(Chart and figure data)
* * * * *
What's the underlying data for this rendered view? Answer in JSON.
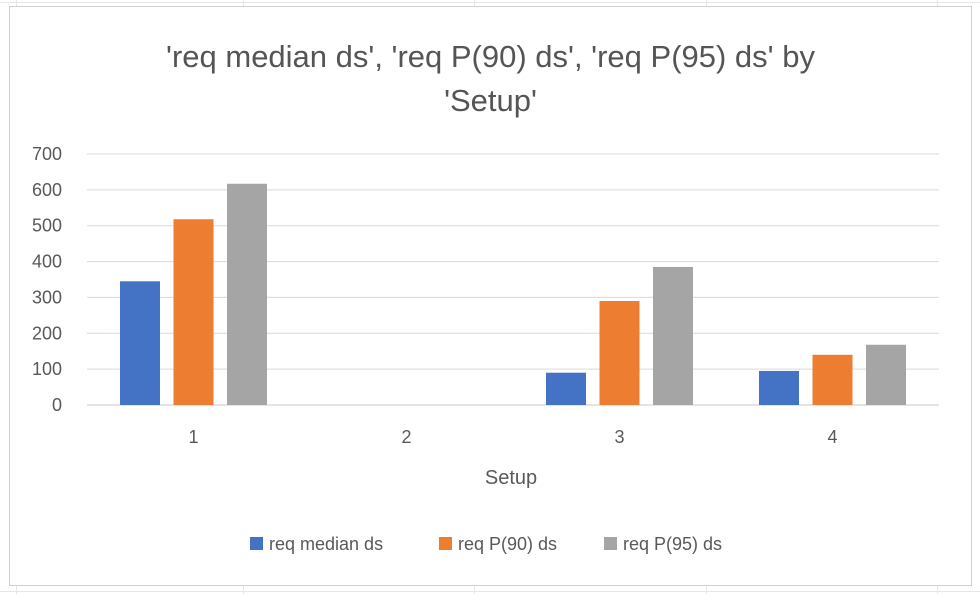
{
  "chart_data": {
    "type": "bar",
    "title": "'req median ds', 'req P(90) ds', 'req P(95) ds' by 'Setup'",
    "xlabel": "Setup",
    "ylabel": "",
    "categories": [
      "1",
      "2",
      "3",
      "4"
    ],
    "ylim": [
      0,
      700
    ],
    "yticks": [
      "0",
      "100",
      "200",
      "300",
      "400",
      "500",
      "600",
      "700"
    ],
    "grid": true,
    "legend_position": "bottom",
    "series": [
      {
        "name": "req median ds",
        "color": "#4472c4",
        "values": [
          345,
          0,
          90,
          95
        ]
      },
      {
        "name": "req P(90) ds",
        "color": "#ed7d31",
        "values": [
          518,
          0,
          290,
          140
        ]
      },
      {
        "name": "req P(95) ds",
        "color": "#a5a5a5",
        "values": [
          617,
          0,
          385,
          168
        ]
      }
    ]
  }
}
* * * * *
* [What is being asked]
Repeat the entries exactly and keep the pictures out of the copy.

* [Result for this exercise]
What's the underlying data for this rendered view? Answer in JSON.
{
  "chart_data": {
    "type": "bar",
    "title": "'req median ds', 'req P(90) ds', 'req P(95) ds' by 'Setup'",
    "xlabel": "Setup",
    "ylabel": "",
    "categories": [
      "1",
      "2",
      "3",
      "4"
    ],
    "ylim": [
      0,
      700
    ],
    "yticks": [
      "0",
      "100",
      "200",
      "300",
      "400",
      "500",
      "600",
      "700"
    ],
    "grid": true,
    "legend_position": "bottom",
    "series": [
      {
        "name": "req median ds",
        "color": "#4472c4",
        "values": [
          345,
          0,
          90,
          95
        ]
      },
      {
        "name": "req P(90) ds",
        "color": "#ed7d31",
        "values": [
          518,
          0,
          290,
          140
        ]
      },
      {
        "name": "req P(95) ds",
        "color": "#a5a5a5",
        "values": [
          617,
          0,
          385,
          168
        ]
      }
    ]
  }
}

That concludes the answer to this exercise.